Given problem
Without the images, write out all of the following entries exactly.
··· Material shown ···
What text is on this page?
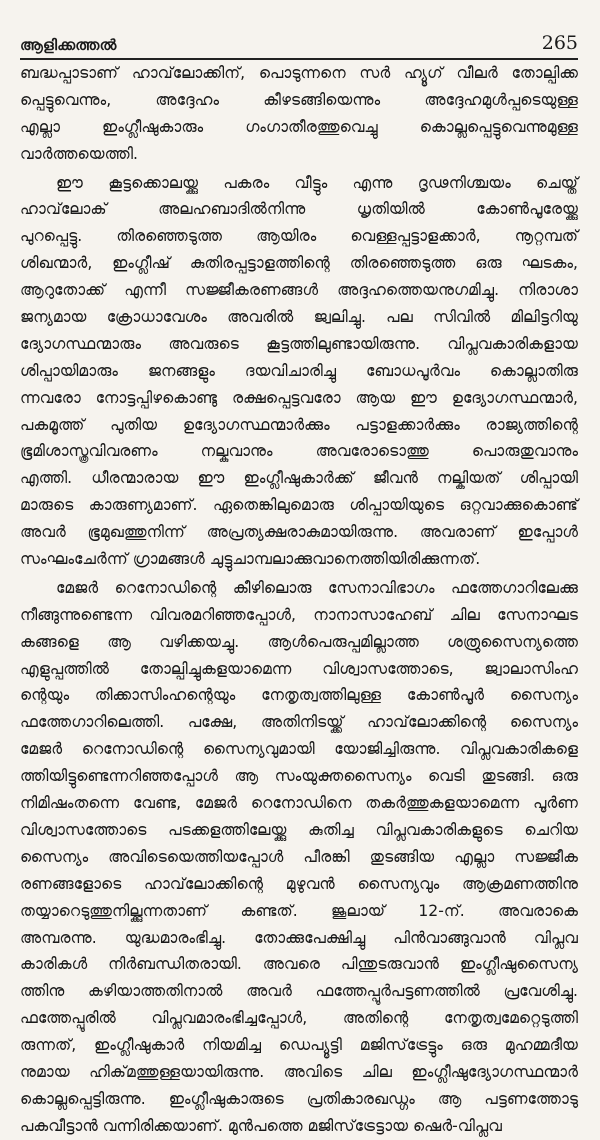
ആളിക്കത്തൽ	265
ബദ്ധപ്പാടാണ് ഹാവ്‌ലോക്കിന്, പൊടുന്നനെ സർ ഹ്യൂഗ് വീലർ തോല്പിക്ക
പ്പെട്ടുവെന്നും, അദ്ദേഹം കീഴടങ്ങിയെന്നും അദ്ദേഹമുൾപ്പടെയുള്ള
എല്ലാ ഇംഗ്ലീഷുകാരും ഗംഗാതീരത്തുവെച്ചു കൊല്ലപ്പെട്ടുവെന്നുമുള്ള
വാർത്തയെത്തി.
ഈ കൂട്ടക്കൊലയ്ക്കു പകരം വീട്ടും എന്നു ദൃഢനിശ്ചയം ചെയ്ത്
ഹാവ്‌ലോക് അലഹബാദിൽനിന്നു ധൃതിയിൽ കോൺപൂരേയ്ക്കു
പുറപ്പെട്ടു. തിരഞ്ഞെടുത്ത ആയിരം വെള്ളപ്പട്ടാളക്കാർ, നൂറ്റമ്പത്
ശിഖന്മാർ, ഇംഗ്ലീഷ് കുതിരപ്പട്ടാളത്തിന്റെ തിരഞ്ഞെടുത്ത ഒരു ഘടകം,
ആറുതോക്ക് എന്നീ സജ്ജീകരണങ്ങൾ അദ്ദഹത്തെയനുഗമിച്ചു. നിരാശാ
ജന്യമായ ക്രോധാവേശം അവരിൽ ജ്വലിച്ചു. പല സിവിൽ മിലിട്ടറിയു
ദ്യോഗസ്ഥന്മാരും അവരുടെ കൂട്ടത്തിലുണ്ടായിരുന്നു. വിപ്ലവകാരികളായ
ശിപ്പായിമാരും ജനങ്ങളും ദയവിചാരിച്ചു ബോധപൂർവം കൊല്ലാതിരു
ന്നവരോ നോട്ടപ്പിഴകൊണ്ടു രക്ഷപ്പെട്ടവരോ ആയ ഈ ഉദ്യോഗസ്ഥന്മാർ,
പകമൂത്ത് പുതിയ ഉദ്യോഗസ്ഥന്മാർക്കും പട്ടാളക്കാർക്കും രാജ്യത്തിന്റെ
ഭൂമിശാസ്ത്രവിവരണം നല്കുവാനും അവരോടൊത്തു പൊരുതുവാനും
എത്തി. ധീരന്മാരായ ഈ ഇംഗ്ലീഷുകാർക്ക് ജീവൻ നല്കിയത് ശിപ്പായി
മാരുടെ കാരുണ്യമാണ്. ഏതെങ്കിലുമൊരു ശിപ്പായിയുടെ ഒറ്റവാക്കുകൊണ്ട്
അവർ ഭൂമുഖത്തുനിന്ന് അപ്രത്യക്ഷരാകുമായിരുന്നു. അവരാണ് ഇപ്പോൾ
സംഘംചേർന്ന് ഗ്രാമങ്ങൾ ചുട്ടുചാമ്പലാക്കുവാനെത്തിയിരിക്കുന്നത്.
മേജർ റെനോഡിന്റെ കീഴിലൊരു സേനാവിഭാഗം ഫത്തേഗാറിലേക്കു
നീങ്ങുന്നുണ്ടെന്ന വിവരമറിഞ്ഞപ്പോൾ, നാനാസാഹേബ് ചില സേനാഘട
കങ്ങളെ ആ വഴിക്കയച്ചു. ആൾപെരുപ്പമില്ലാത്ത ശത്രുസൈന്യത്തെ
എളുപ്പത്തിൽ തോല്പിച്ചുകളയാമെന്ന വിശ്വാസത്തോടെ, ജ്വാലാസിംഹ
ന്റെയും തിക്കാസിംഹന്റെയും നേതൃത്വത്തിലുള്ള കോൺപൂർ സൈന്യം
ഫത്തേഗാറിലെത്തി. പക്ഷേ, അതിനിടയ്ക്ക് ഹാവ്‌ലോക്കിന്റെ സൈന്യം
മേജർ റെനോഡിന്റെ സൈന്യവുമായി യോജിച്ചിരുന്നു. വിപ്ലവകാരികളെ
ത്തിയിട്ടുണ്ടെന്നറിഞ്ഞപ്പോൾ ആ സംയുക്തസൈന്യം വെടി തുടങ്ങി. ഒരു
നിമിഷംതന്നെ വേണ്ട, മേജർ റെനോഡിനെ തകർത്തുകളയാമെന്ന പൂർണ
വിശ്വാസത്തോടെ പടക്കളത്തിലേയ്ക്കു കുതിച്ച വിപ്ലവകാരികളുടെ ചെറിയ
സൈന്യം അവിടെയെത്തിയപ്പോൾ പീരങ്കി തുടങ്ങിയ എല്ലാ സജ്ജീക
രണങ്ങളോടെ ഹാവ്‌ലോക്കിന്റെ മുഴുവൻ സൈന്യവും ആക്രമണത്തിനു
തയ്യാറെടുത്തുനില്ക്കുന്നതാണ് കണ്ടത്. ജൂലായ് 12-ന്. അവരാകെ
അമ്പരന്നു. യുദ്ധമാരംഭിച്ചു. തോക്കുപേക്ഷിച്ചു പിൻവാങ്ങുവാൻ വിപ്ലവ
കാരികൾ നിർബന്ധിതരായി. അവരെ പിന്തുടരുവാൻ ഇംഗ്ലീഷുസൈന്യ
ത്തിനു കഴിയാത്തതിനാൽ അവർ ഫത്തേപ്പൂർപട്ടണത്തിൽ പ്രവേശിച്ചു.
ഫത്തേപ്പൂരിൽ വിപ്ലവമാരംഭിച്ചപ്പോൾ, അതിന്റെ നേതൃത്വമേറ്റെടുത്തി
രുന്നത്, ഇംഗ്ലീഷുകാർ നിയമിച്ച ഡെപ്യൂട്ടി മജിസ്‌ട്രേട്ടും ഒരു മുഹമ്മദീയ
നുമായ ഹിക്‌മത്തുള്ളയായിരുന്നു. അവിടെ ചില ഇംഗ്ലീഷുദ്യോഗസ്ഥന്മാർ
കൊല്ലപ്പെട്ടിരുന്നു. ഇംഗ്ലീഷുകാരുടെ പ്രതികാരഖഡ്ഗം ആ പട്ടണത്തോടു
പകവീട്ടാൻ വന്നിരിക്കയാണ്. മുൻപത്തെ മജിസ്‌ട്രേട്ടായ ഷെർ-വിപ്ലവ
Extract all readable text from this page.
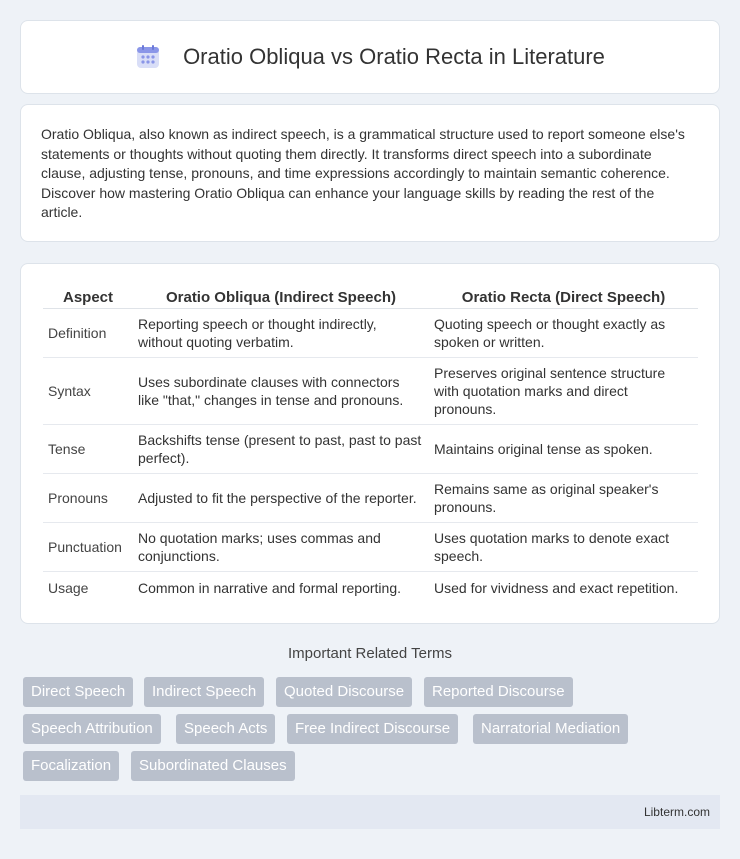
Oratio Obliqua vs Oratio Recta in Literature

Oratio Obliqua, also known as indirect speech, is a grammatical structure used to report someone else's statements or thoughts without quoting them directly. It transforms direct speech into a subordinate clause, adjusting tense, pronouns, and time expressions accordingly to maintain semantic coherence. Discover how mastering Oratio Obliqua can enhance your language skills by reading the rest of the article.

Aspect	Oratio Obliqua (Indirect Speech)	Oratio Recta (Direct Speech)
Definition	Reporting speech or thought indirectly, without quoting verbatim.	Quoting speech or thought exactly as spoken or written.
Syntax	Uses subordinate clauses with connectors like "that," changes in tense and pronouns.	Preserves original sentence structure with quotation marks and direct pronouns.
Tense	Backshifts tense (present to past, past to past perfect).	Maintains original tense as spoken.
Pronouns	Adjusted to fit the perspective of the reporter.	Remains same as original speaker's pronouns.
Punctuation	No quotation marks; uses commas and conjunctions.	Uses quotation marks to denote exact speech.
Usage	Common in narrative and formal reporting.	Used for vividness and exact repetition.
Important Related Terms
Direct Speech	Indirect Speech	Quoted Discourse	Reported Discourse
Speech Attribution	Speech Acts	Free Indirect Discourse	Narratorial Mediation
Focalization	Subordinated Clauses
Libterm.com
···
Final answer
What text is on this page?
ആളിക്കത്തൽ	265
ബദ്ധപ്പാടാണ് ഹാവ്‌ലോക്കിന്, പൊടുന്നനെ സർ ഹ്യൂഗ് വീലർ തോല്പിക്ക
പ്പെട്ടുവെന്നും, അദ്ദേഹം കീഴടങ്ങിയെന്നും അദ്ദേഹമുൾപ്പടെയുള്ള
എല്ലാ ഇംഗ്ലീഷുകാരും ഗംഗാതീരത്തുവെച്ചു കൊല്ലപ്പെട്ടുവെന്നുമുള്ള
വാർത്തയെത്തി.
ഈ കൂട്ടക്കൊലയ്ക്കു പകരം വീട്ടും എന്നു ദൃഢനിശ്ചയം ചെയ്ത്
ഹാവ്‌ലോക് അലഹബാദിൽനിന്നു ധൃതിയിൽ കോൺപൂരേയ്ക്കു
പുറപ്പെട്ടു. തിരഞ്ഞെടുത്ത ആയിരം വെള്ളപ്പട്ടാളക്കാർ, നൂറ്റമ്പത്
ശിഖന്മാർ, ഇംഗ്ലീഷ് കുതിരപ്പട്ടാളത്തിന്റെ തിരഞ്ഞെടുത്ത ഒരു ഘടകം,
ആറുതോക്ക് എന്നീ സജ്ജീകരണങ്ങൾ അദ്ദഹത്തെയനുഗമിച്ചു. നിരാശാ
ജന്യമായ ക്രോധാവേശം അവരിൽ ജ്വലിച്ചു. പല സിവിൽ മിലിട്ടറിയു
ദ്യോഗസ്ഥന്മാരും അവരുടെ കൂട്ടത്തിലുണ്ടായിരുന്നു. വിപ്ലവകാരികളായ
ശിപ്പായിമാരും ജനങ്ങളും ദയവിചാരിച്ചു ബോധപൂർവം കൊല്ലാതിരു
ന്നവരോ നോട്ടപ്പിഴകൊണ്ടു രക്ഷപ്പെട്ടവരോ ആയ ഈ ഉദ്യോഗസ്ഥന്മാർ,
പകമൂത്ത് പുതിയ ഉദ്യോഗസ്ഥന്മാർക്കും പട്ടാളക്കാർക്കും രാജ്യത്തിന്റെ
ഭൂമിശാസ്ത്രവിവരണം നല്കുവാനും അവരോടൊത്തു പൊരുതുവാനും
എത്തി. ധീരന്മാരായ ഈ ഇംഗ്ലീഷുകാർക്ക് ജീവൻ നല്കിയത് ശിപ്പായി
മാരുടെ കാരുണ്യമാണ്. ഏതെങ്കിലുമൊരു ശിപ്പായിയുടെ ഒറ്റവാക്കുകൊണ്ട്
അവർ ഭൂമുഖത്തുനിന്ന് അപ്രത്യക്ഷരാകുമായിരുന്നു. അവരാണ് ഇപ്പോൾ
സംഘംചേർന്ന് ഗ്രാമങ്ങൾ ചുട്ടുചാമ്പലാക്കുവാനെത്തിയിരിക്കുന്നത്.
മേജർ റെനോഡിന്റെ കീഴിലൊരു സേനാവിഭാഗം ഫത്തേഗാറിലേക്കു
നീങ്ങുന്നുണ്ടെന്ന വിവരമറിഞ്ഞപ്പോൾ, നാനാസാഹേബ് ചില സേനാഘട
കങ്ങളെ ആ വഴിക്കയച്ചു. ആൾപെരുപ്പമില്ലാത്ത ശത്രുസൈന്യത്തെ
എളുപ്പത്തിൽ തോല്പിച്ചുകളയാമെന്ന വിശ്വാസത്തോടെ, ജ്വാലാസിംഹ
ന്റെയും തിക്കാസിംഹന്റെയും നേതൃത്വത്തിലുള്ള കോൺപൂർ സൈന്യം
ഫത്തേഗാറിലെത്തി. പക്ഷേ, അതിനിടയ്ക്ക് ഹാവ്‌ലോക്കിന്റെ സൈന്യം
മേജർ റെനോഡിന്റെ സൈന്യവുമായി യോജിച്ചിരുന്നു. വിപ്ലവകാരികളെ
ത്തിയിട്ടുണ്ടെന്നറിഞ്ഞപ്പോൾ ആ സംയുക്തസൈന്യം വെടി തുടങ്ങി. ഒരു
നിമിഷംതന്നെ വേണ്ട, മേജർ റെനോഡിനെ തകർത്തുകളയാമെന്ന പൂർണ
വിശ്വാസത്തോടെ പടക്കളത്തിലേയ്ക്കു കുതിച്ച വിപ്ലവകാരികളുടെ ചെറിയ
സൈന്യം അവിടെയെത്തിയപ്പോൾ പീരങ്കി തുടങ്ങിയ എല്ലാ സജ്ജീക
രണങ്ങളോടെ ഹാവ്‌ലോക്കിന്റെ മുഴുവൻ സൈന്യവും ആക്രമണത്തിനു
തയ്യാറെടുത്തുനില്ക്കുന്നതാണ് കണ്ടത്. ജൂലായ് 12-ന്. അവരാകെ
അമ്പരന്നു. യുദ്ധമാരംഭിച്ചു. തോക്കുപേക്ഷിച്ചു പിൻവാങ്ങുവാൻ വിപ്ലവ
കാരികൾ നിർബന്ധിതരായി. അവരെ പിന്തുടരുവാൻ ഇംഗ്ലീഷുസൈന്യ
ത്തിനു കഴിയാത്തതിനാൽ അവർ ഫത്തേപ്പൂർപട്ടണത്തിൽ പ്രവേശിച്ചു.
ഫത്തേപ്പൂരിൽ വിപ്ലവമാരംഭിച്ചപ്പോൾ, അതിന്റെ നേതൃത്വമേറ്റെടുത്തി
രുന്നത്, ഇംഗ്ലീഷുകാർ നിയമിച്ച ഡെപ്യൂട്ടി മജിസ്‌ട്രേട്ടും ഒരു മുഹമ്മദീയ
നുമായ ഹിക്‌മത്തുള്ളയായിരുന്നു. അവിടെ ചില ഇംഗ്ലീഷുദ്യോഗസ്ഥന്മാർ
കൊല്ലപ്പെട്ടിരുന്നു. ഇംഗ്ലീഷുകാരുടെ പ്രതികാരഖഡ്ഗം ആ പട്ടണത്തോടു
പകവീട്ടാൻ വന്നിരിക്കയാണ്. മുൻപത്തെ മജിസ്‌ട്രേട്ടായ ഷെർ-വിപ്ലവ
Extract all readable text from this page.
Oratio Obliqua vs Oratio Recta in Literature

Oratio Obliqua, also known as indirect speech, is a grammatical structure used to report someone else's statements or thoughts without quoting them directly. It transforms direct speech into a subordinate clause, adjusting tense, pronouns, and time expressions accordingly to maintain semantic coherence. Discover how mastering Oratio Obliqua can enhance your language skills by reading the rest of the article.

Aspect	Oratio Obliqua (Indirect Speech)	Oratio Recta (Direct Speech)
Definition	Reporting speech or thought indirectly, without quoting verbatim.	Quoting speech or thought exactly as spoken or written.
Syntax	Uses subordinate clauses with connectors like "that," changes in tense and pronouns.	Preserves original sentence structure with quotation marks and direct pronouns.
Tense	Backshifts tense (present to past, past to past perfect).	Maintains original tense as spoken.
Pronouns	Adjusted to fit the perspective of the reporter.	Remains same as original speaker's pronouns.
Punctuation	No quotation marks; uses commas and conjunctions.	Uses quotation marks to denote exact speech.
Usage	Common in narrative and formal reporting.	Used for vividness and exact repetition.
Important Related Terms
Direct Speech	Indirect Speech	Quoted Discourse	Reported Discourse
Speech Attribution	Speech Acts	Free Indirect Discourse	Narratorial Mediation
Focalization	Subordinated Clauses
Libterm.com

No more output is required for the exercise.